--- BEGIN MATERIAL PROVIDED ---

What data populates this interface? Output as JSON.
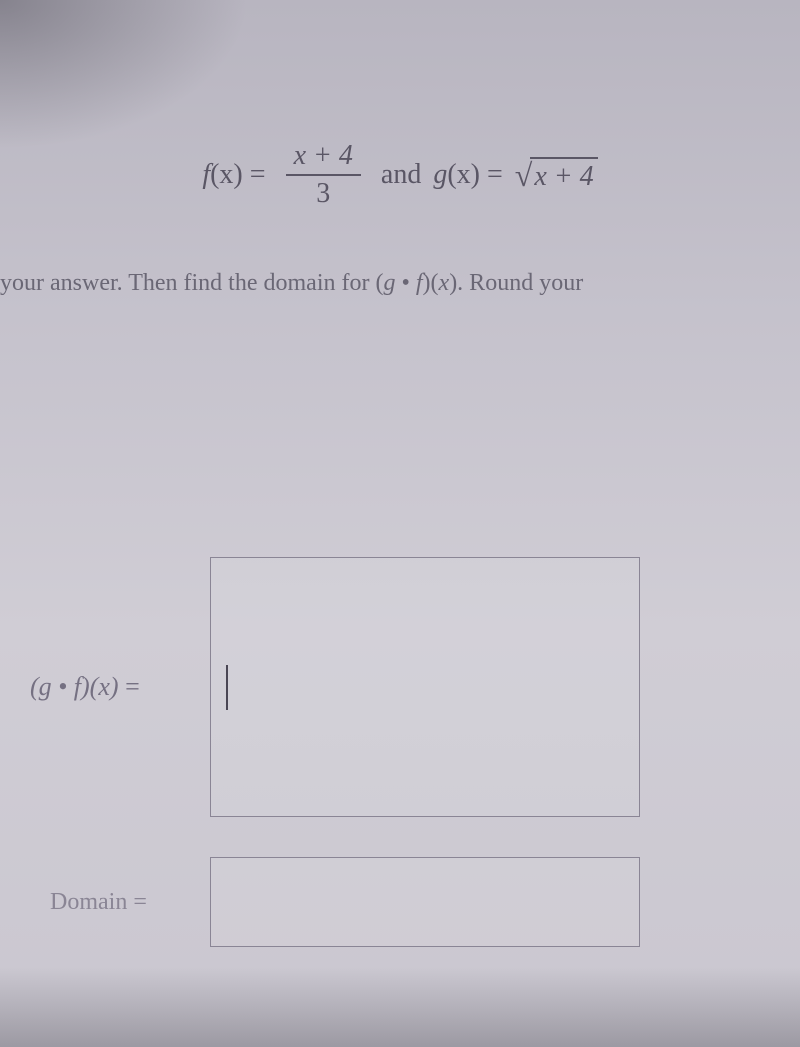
{
  "equation": {
    "f_label": "f",
    "f_arg": "(x)",
    "equals": " = ",
    "frac_numerator": "x + 4",
    "frac_denominator": "3",
    "and_text": " and ",
    "g_label": "g",
    "g_arg": "(x)",
    "sqrt_content": "x + 4"
  },
  "instruction": {
    "prefix": "your answer. Then find the domain for (",
    "g": "g",
    "dot": " • ",
    "f": "f",
    "suffix_paren": ")(",
    "x": "x",
    "close": "). Round your"
  },
  "answers": {
    "gf_label_open": "(",
    "gf_g": "g",
    "gf_dot": " • ",
    "gf_f": "f",
    "gf_close": ")(",
    "gf_x": "x",
    "gf_end": ")",
    "gf_equals": " = ",
    "domain_label": "Domain",
    "domain_equals": " = "
  },
  "styling": {
    "background_gradient_top": "#b8b5c0",
    "background_gradient_bottom": "#cac7d0",
    "text_color_primary": "#5a5665",
    "text_color_secondary": "#757082",
    "text_color_faded": "#8a8595",
    "border_color": "#8a8595",
    "equation_fontsize": 28,
    "instruction_fontsize": 24,
    "label_fontsize": 26,
    "input_large_width": 430,
    "input_large_height": 260,
    "input_small_width": 430,
    "input_small_height": 90
  }
}
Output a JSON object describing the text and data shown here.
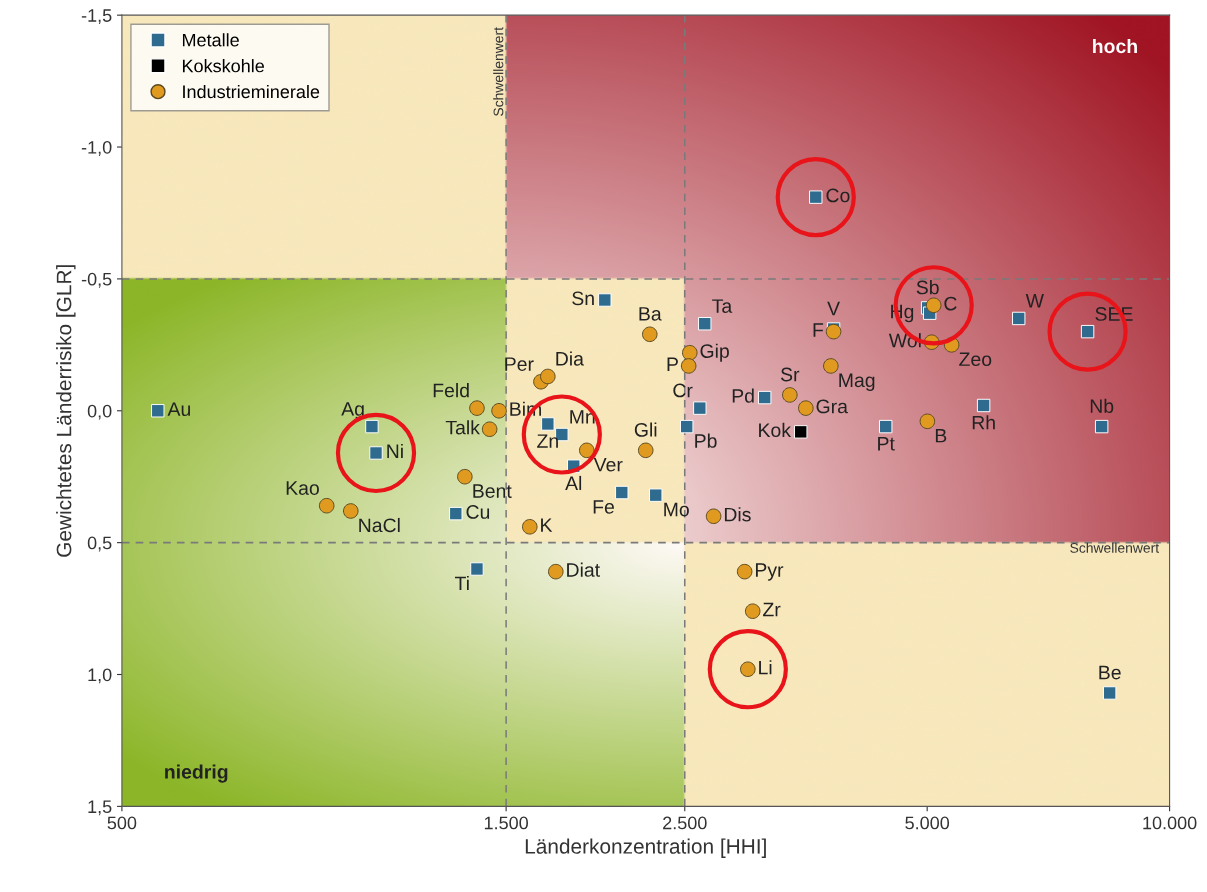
{
  "chart_data": {
    "type": "scatter",
    "xlabel": "Länderkonzentration [HHI]",
    "ylabel": "Gewichtetes Länderrisiko [GLR]",
    "log": "x",
    "xlim": [
      500,
      10000
    ],
    "ylim": [
      1.5,
      -1.5
    ],
    "xticks": [
      500,
      {
        "value": 1500,
        "label": "1.500"
      },
      {
        "value": 2500,
        "label": "2.500"
      },
      {
        "value": 5000,
        "label": "5.000"
      },
      {
        "value": 10000,
        "label": "10.000"
      }
    ],
    "yticks": [
      {
        "value": -1.5,
        "label": "-1,5"
      },
      {
        "value": -1.0,
        "label": "-1,0"
      },
      {
        "value": -0.5,
        "label": "-0,5"
      },
      {
        "value": 0.0,
        "label": "0,0"
      },
      {
        "value": 0.5,
        "label": "0,5"
      },
      {
        "value": 1.0,
        "label": "1,0"
      },
      {
        "value": 1.5,
        "label": "1,5"
      }
    ],
    "grid": false,
    "legend": "top left",
    "series": [
      {
        "name": "Metalle",
        "color": "#2e6b8e",
        "marker": "square",
        "x": [
          554,
          1022,
          1034,
          1299,
          1380,
          1989,
          1690,
          1759,
          1820,
          2088,
          2301,
          2647,
          2610,
          2514,
          3142,
          3636,
          3826,
          5007,
          5036,
          6496,
          7910,
          5876,
          4441,
          8235,
          8426
        ],
        "values": [
          0.0,
          0.06,
          0.16,
          0.39,
          0.6,
          -0.42,
          0.05,
          0.09,
          0.21,
          0.31,
          0.32,
          -0.33,
          -0.01,
          0.06,
          -0.05,
          -0.81,
          -0.31,
          -0.39,
          -0.37,
          -0.35,
          -0.3,
          -0.02,
          0.06,
          0.06,
          1.07
        ],
        "value_labels": [
          "Au",
          "Ag",
          "Ni",
          "Cu",
          "Ti",
          "Sn",
          "Zn",
          "Mn",
          "Al",
          "Fe",
          "Mo",
          "Ta",
          "Cr",
          "Pb",
          "Pd",
          "Co",
          "V",
          "Sb",
          "Hg",
          "W",
          "SEE",
          "Rh",
          "Pt",
          "Nb",
          "Be"
        ]
      },
      {
        "name": "Kokskohle",
        "color": "#000000",
        "marker": "square",
        "x": [
          3483
        ],
        "values": [
          0.08
        ],
        "value_labels": [
          "Kok"
        ]
      },
      {
        "name": "Industrieminerale",
        "color": "#e09a20",
        "marker": "circle",
        "x": [
          898,
          962,
          1333,
          1431,
          1380,
          1470,
          1657,
          1690,
          1605,
          1729,
          1889,
          2236,
          2262,
          2536,
          2528,
          2715,
          2967,
          3036,
          2994,
          3376,
          3534,
          3796,
          3826,
          5094,
          5065,
          5362,
          5003
        ],
        "values": [
          0.36,
          0.38,
          0.25,
          0.07,
          -0.01,
          -0.0,
          -0.11,
          -0.13,
          0.44,
          0.61,
          0.15,
          0.15,
          -0.29,
          -0.22,
          -0.17,
          0.4,
          0.61,
          0.76,
          0.98,
          -0.06,
          -0.01,
          -0.17,
          -0.3,
          -0.4,
          -0.26,
          -0.25,
          0.04
        ],
        "value_labels": [
          "Kao",
          "NaCl",
          "Bent",
          "Talk",
          "Feld",
          "Bim",
          "Per",
          "Dia",
          "K",
          "Diat",
          "Ver",
          "Gli",
          "Ba",
          "Gip",
          "P",
          "Dis",
          "Pyr",
          "Zr",
          "Li",
          "Sr",
          "Gra",
          "Mag",
          "F",
          "C",
          "Wol",
          "Zeo",
          "B"
        ]
      }
    ],
    "ref_lines": [
      {
        "axis": "x",
        "value": 1500,
        "label": "Schwellenwert",
        "line_style": "dashed",
        "color": "#7a7a7a"
      },
      {
        "axis": "x",
        "value": 2500,
        "line_style": "dashed",
        "color": "#7a7a7a"
      },
      {
        "axis": "y",
        "value": -0.5,
        "line_style": "dashed",
        "color": "#7a7a7a"
      },
      {
        "axis": "y",
        "value": 0.5,
        "label": "Schwellenwert",
        "line_style": "dashed",
        "color": "#7a7a7a"
      }
    ],
    "annotations": [
      "hoch",
      "niedrig"
    ]
  }
}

--- END MATERIAL PROVIDED ---

**WHAT IS REQUIRED:**
Print the whole listing above once more, word for word, without its pictures.

**RESULT:**
What data populates this interface? Output as JSON.
{
  "equation": {
    "f_label": "f",
    "f_arg": "(x)",
    "equals": " = ",
    "frac_numerator": "x + 4",
    "frac_denominator": "3",
    "and_text": " and ",
    "g_label": "g",
    "g_arg": "(x)",
    "sqrt_content": "x + 4"
  },
  "instruction": {
    "prefix": "your answer. Then find the domain for (",
    "g": "g",
    "dot": " • ",
    "f": "f",
    "suffix_paren": ")(",
    "x": "x",
    "close": "). Round your"
  },
  "answers": {
    "gf_label_open": "(",
    "gf_g": "g",
    "gf_dot": " • ",
    "gf_f": "f",
    "gf_close": ")(",
    "gf_x": "x",
    "gf_end": ")",
    "gf_equals": " = ",
    "domain_label": "Domain",
    "domain_equals": " = "
  },
  "styling": {
    "background_gradient_top": "#b8b5c0",
    "background_gradient_bottom": "#cac7d0",
    "text_color_primary": "#5a5665",
    "text_color_secondary": "#757082",
    "text_color_faded": "#8a8595",
    "border_color": "#8a8595",
    "equation_fontsize": 28,
    "instruction_fontsize": 24,
    "label_fontsize": 26,
    "input_large_width": 430,
    "input_large_height": 260,
    "input_small_width": 430,
    "input_small_height": 90
  }
}
Output a JSON object describing the text and data shown here.
{
  "chart_data": {
    "type": "scatter",
    "xlabel": "Länderkonzentration [HHI]",
    "ylabel": "Gewichtetes Länderrisiko [GLR]",
    "log": "x",
    "xlim": [
      500,
      10000
    ],
    "ylim": [
      1.5,
      -1.5
    ],
    "xticks": [
      500,
      {
        "value": 1500,
        "label": "1.500"
      },
      {
        "value": 2500,
        "label": "2.500"
      },
      {
        "value": 5000,
        "label": "5.000"
      },
      {
        "value": 10000,
        "label": "10.000"
      }
    ],
    "yticks": [
      {
        "value": -1.5,
        "label": "-1,5"
      },
      {
        "value": -1.0,
        "label": "-1,0"
      },
      {
        "value": -0.5,
        "label": "-0,5"
      },
      {
        "value": 0.0,
        "label": "0,0"
      },
      {
        "value": 0.5,
        "label": "0,5"
      },
      {
        "value": 1.0,
        "label": "1,0"
      },
      {
        "value": 1.5,
        "label": "1,5"
      }
    ],
    "grid": false,
    "legend": "top left",
    "series": [
      {
        "name": "Metalle",
        "color": "#2e6b8e",
        "marker": "square",
        "x": [
          554,
          1022,
          1034,
          1299,
          1380,
          1989,
          1690,
          1759,
          1820,
          2088,
          2301,
          2647,
          2610,
          2514,
          3142,
          3636,
          3826,
          5007,
          5036,
          6496,
          7910,
          5876,
          4441,
          8235,
          8426
        ],
        "values": [
          0.0,
          0.06,
          0.16,
          0.39,
          0.6,
          -0.42,
          0.05,
          0.09,
          0.21,
          0.31,
          0.32,
          -0.33,
          -0.01,
          0.06,
          -0.05,
          -0.81,
          -0.31,
          -0.39,
          -0.37,
          -0.35,
          -0.3,
          -0.02,
          0.06,
          0.06,
          1.07
        ],
        "value_labels": [
          "Au",
          "Ag",
          "Ni",
          "Cu",
          "Ti",
          "Sn",
          "Zn",
          "Mn",
          "Al",
          "Fe",
          "Mo",
          "Ta",
          "Cr",
          "Pb",
          "Pd",
          "Co",
          "V",
          "Sb",
          "Hg",
          "W",
          "SEE",
          "Rh",
          "Pt",
          "Nb",
          "Be"
        ]
      },
      {
        "name": "Kokskohle",
        "color": "#000000",
        "marker": "square",
        "x": [
          3483
        ],
        "values": [
          0.08
        ],
        "value_labels": [
          "Kok"
        ]
      },
      {
        "name": "Industrieminerale",
        "color": "#e09a20",
        "marker": "circle",
        "x": [
          898,
          962,
          1333,
          1431,
          1380,
          1470,
          1657,
          1690,
          1605,
          1729,
          1889,
          2236,
          2262,
          2536,
          2528,
          2715,
          2967,
          3036,
          2994,
          3376,
          3534,
          3796,
          3826,
          5094,
          5065,
          5362,
          5003
        ],
        "values": [
          0.36,
          0.38,
          0.25,
          0.07,
          -0.01,
          -0.0,
          -0.11,
          -0.13,
          0.44,
          0.61,
          0.15,
          0.15,
          -0.29,
          -0.22,
          -0.17,
          0.4,
          0.61,
          0.76,
          0.98,
          -0.06,
          -0.01,
          -0.17,
          -0.3,
          -0.4,
          -0.26,
          -0.25,
          0.04
        ],
        "value_labels": [
          "Kao",
          "NaCl",
          "Bent",
          "Talk",
          "Feld",
          "Bim",
          "Per",
          "Dia",
          "K",
          "Diat",
          "Ver",
          "Gli",
          "Ba",
          "Gip",
          "P",
          "Dis",
          "Pyr",
          "Zr",
          "Li",
          "Sr",
          "Gra",
          "Mag",
          "F",
          "C",
          "Wol",
          "Zeo",
          "B"
        ]
      }
    ],
    "ref_lines": [
      {
        "axis": "x",
        "value": 1500,
        "label": "Schwellenwert",
        "line_style": "dashed",
        "color": "#7a7a7a"
      },
      {
        "axis": "x",
        "value": 2500,
        "line_style": "dashed",
        "color": "#7a7a7a"
      },
      {
        "axis": "y",
        "value": -0.5,
        "line_style": "dashed",
        "color": "#7a7a7a"
      },
      {
        "axis": "y",
        "value": 0.5,
        "label": "Schwellenwert",
        "line_style": "dashed",
        "color": "#7a7a7a"
      }
    ],
    "annotations": [
      "hoch",
      "niedrig"
    ]
  }
}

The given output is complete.